Stated exercise.
Find every line in the records below that contains the word "breath", and copy each such line.

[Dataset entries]
-----

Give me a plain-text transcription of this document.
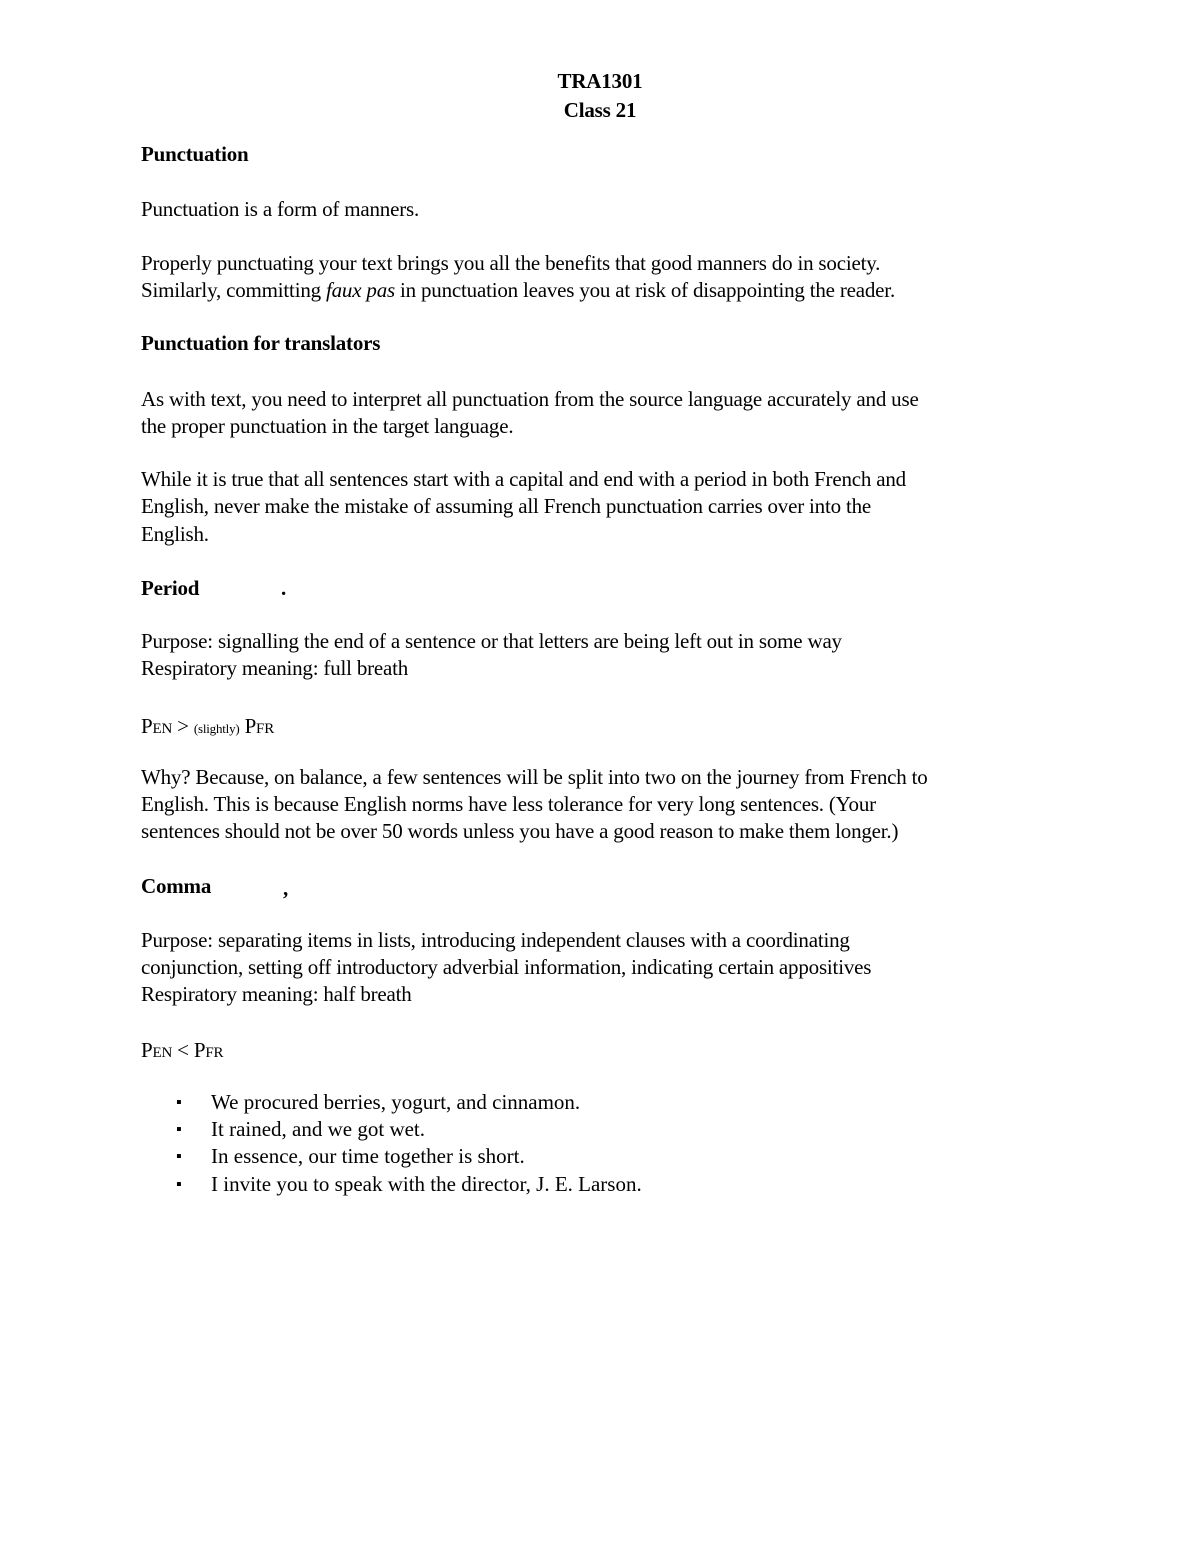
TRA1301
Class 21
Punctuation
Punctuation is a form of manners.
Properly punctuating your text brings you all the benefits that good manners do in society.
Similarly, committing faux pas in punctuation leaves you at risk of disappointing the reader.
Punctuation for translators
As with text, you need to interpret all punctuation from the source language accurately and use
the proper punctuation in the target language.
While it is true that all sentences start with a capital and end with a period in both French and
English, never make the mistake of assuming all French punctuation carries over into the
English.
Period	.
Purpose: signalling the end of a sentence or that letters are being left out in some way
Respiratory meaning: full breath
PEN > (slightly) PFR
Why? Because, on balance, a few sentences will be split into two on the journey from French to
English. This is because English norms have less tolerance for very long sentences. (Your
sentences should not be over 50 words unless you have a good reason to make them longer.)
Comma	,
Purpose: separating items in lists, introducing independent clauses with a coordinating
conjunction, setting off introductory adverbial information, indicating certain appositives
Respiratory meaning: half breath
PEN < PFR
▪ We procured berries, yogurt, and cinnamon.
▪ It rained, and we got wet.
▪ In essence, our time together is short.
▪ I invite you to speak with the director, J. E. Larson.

-----

Output for this task.
Respiratory meaning: full breath
Respiratory meaning: half breath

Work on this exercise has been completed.